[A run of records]

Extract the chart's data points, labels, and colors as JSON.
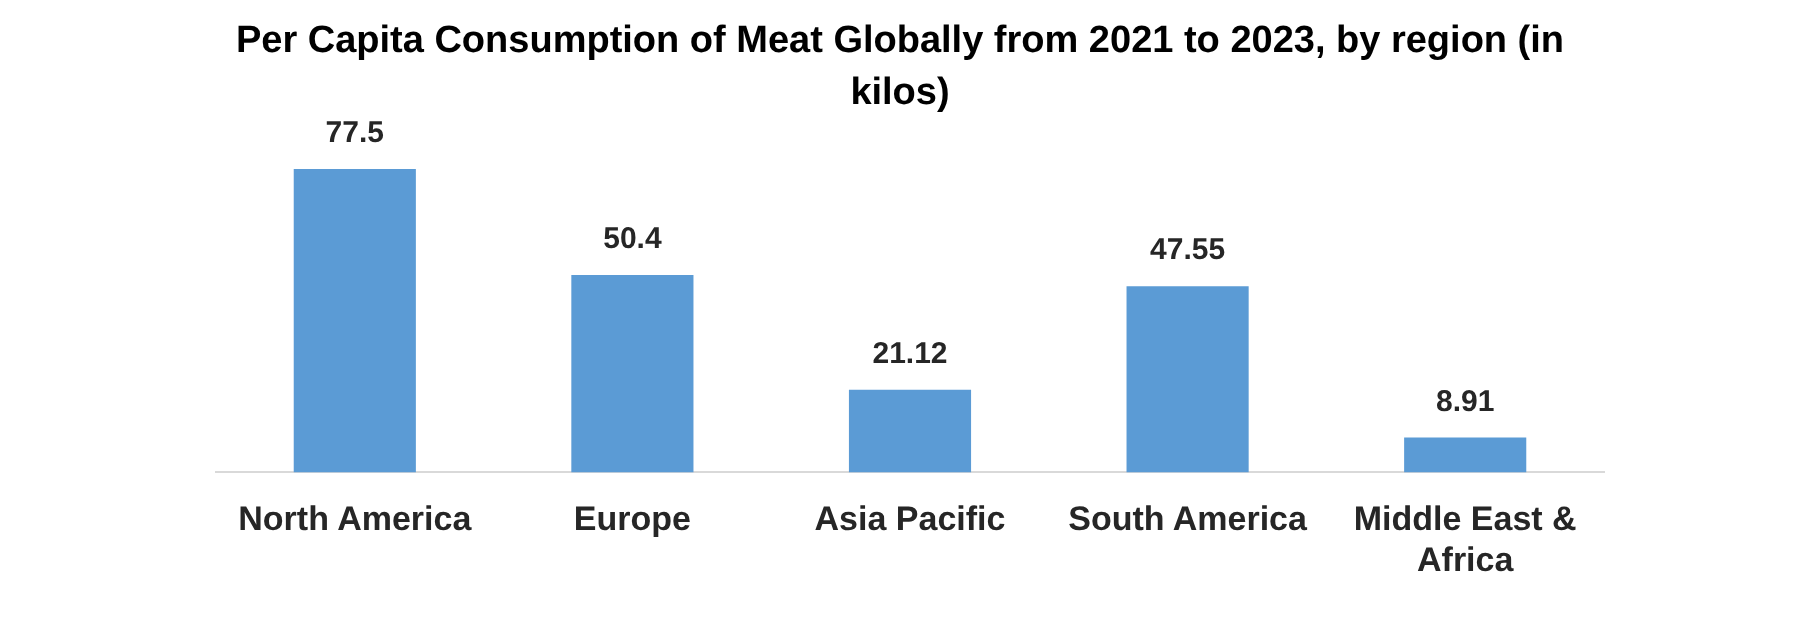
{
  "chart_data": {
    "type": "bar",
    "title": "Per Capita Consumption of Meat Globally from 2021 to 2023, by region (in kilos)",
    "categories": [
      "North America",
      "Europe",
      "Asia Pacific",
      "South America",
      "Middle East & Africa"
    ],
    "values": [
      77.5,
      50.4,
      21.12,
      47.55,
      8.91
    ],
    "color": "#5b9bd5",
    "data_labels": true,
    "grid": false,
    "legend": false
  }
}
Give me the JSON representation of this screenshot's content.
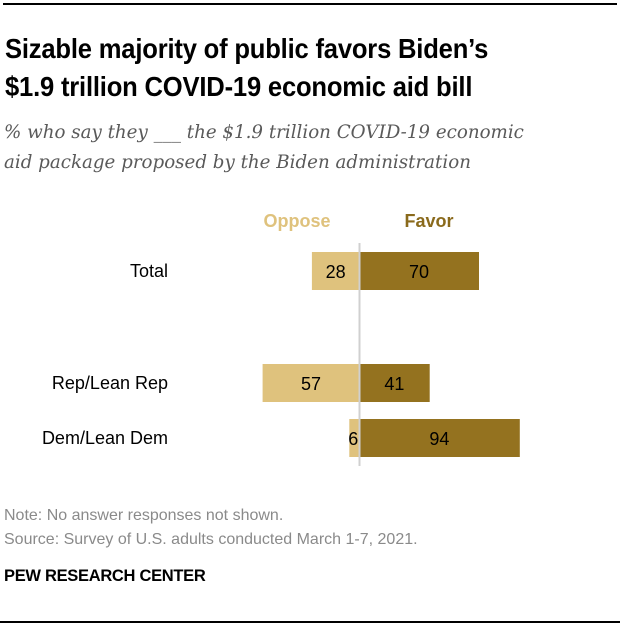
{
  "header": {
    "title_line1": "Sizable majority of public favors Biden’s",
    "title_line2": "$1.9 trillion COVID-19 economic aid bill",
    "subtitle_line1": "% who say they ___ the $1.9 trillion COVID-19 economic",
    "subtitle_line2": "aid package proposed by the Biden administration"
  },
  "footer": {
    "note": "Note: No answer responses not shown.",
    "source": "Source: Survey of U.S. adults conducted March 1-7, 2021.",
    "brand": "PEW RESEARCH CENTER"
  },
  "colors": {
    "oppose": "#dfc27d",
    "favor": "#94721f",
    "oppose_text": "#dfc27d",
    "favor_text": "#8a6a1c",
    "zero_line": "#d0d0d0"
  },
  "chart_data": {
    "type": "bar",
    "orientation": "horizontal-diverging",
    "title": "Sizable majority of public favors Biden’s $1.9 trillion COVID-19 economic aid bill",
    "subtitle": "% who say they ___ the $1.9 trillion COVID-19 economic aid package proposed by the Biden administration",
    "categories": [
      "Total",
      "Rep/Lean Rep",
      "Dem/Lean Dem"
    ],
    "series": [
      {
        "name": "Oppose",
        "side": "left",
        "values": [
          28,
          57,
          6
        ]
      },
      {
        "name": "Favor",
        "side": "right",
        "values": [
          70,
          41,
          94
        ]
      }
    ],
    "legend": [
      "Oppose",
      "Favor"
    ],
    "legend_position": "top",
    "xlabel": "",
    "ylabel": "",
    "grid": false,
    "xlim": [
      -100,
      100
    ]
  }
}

_What is expected_:
The lines to copy run from the line containing "Give me the" through the end of the data above; copy exactly those, minus the pictures.

_Solution to this problem_:
Give me the JSON representation of this screenshot's content.
{
  "header": {
    "title_line1": "Sizable majority of public favors Biden’s",
    "title_line2": "$1.9 trillion COVID-19 economic aid bill",
    "subtitle_line1": "% who say they ___ the $1.9 trillion COVID-19 economic",
    "subtitle_line2": "aid package proposed by the Biden administration"
  },
  "footer": {
    "note": "Note: No answer responses not shown.",
    "source": "Source: Survey of U.S. adults conducted March 1-7, 2021.",
    "brand": "PEW RESEARCH CENTER"
  },
  "colors": {
    "oppose": "#dfc27d",
    "favor": "#94721f",
    "oppose_text": "#dfc27d",
    "favor_text": "#8a6a1c",
    "zero_line": "#d0d0d0"
  },
  "chart_data": {
    "type": "bar",
    "orientation": "horizontal-diverging",
    "title": "Sizable majority of public favors Biden’s $1.9 trillion COVID-19 economic aid bill",
    "subtitle": "% who say they ___ the $1.9 trillion COVID-19 economic aid package proposed by the Biden administration",
    "categories": [
      "Total",
      "Rep/Lean Rep",
      "Dem/Lean Dem"
    ],
    "series": [
      {
        "name": "Oppose",
        "side": "left",
        "values": [
          28,
          57,
          6
        ]
      },
      {
        "name": "Favor",
        "side": "right",
        "values": [
          70,
          41,
          94
        ]
      }
    ],
    "legend": [
      "Oppose",
      "Favor"
    ],
    "legend_position": "top",
    "xlabel": "",
    "ylabel": "",
    "grid": false,
    "xlim": [
      -100,
      100
    ]
  }
}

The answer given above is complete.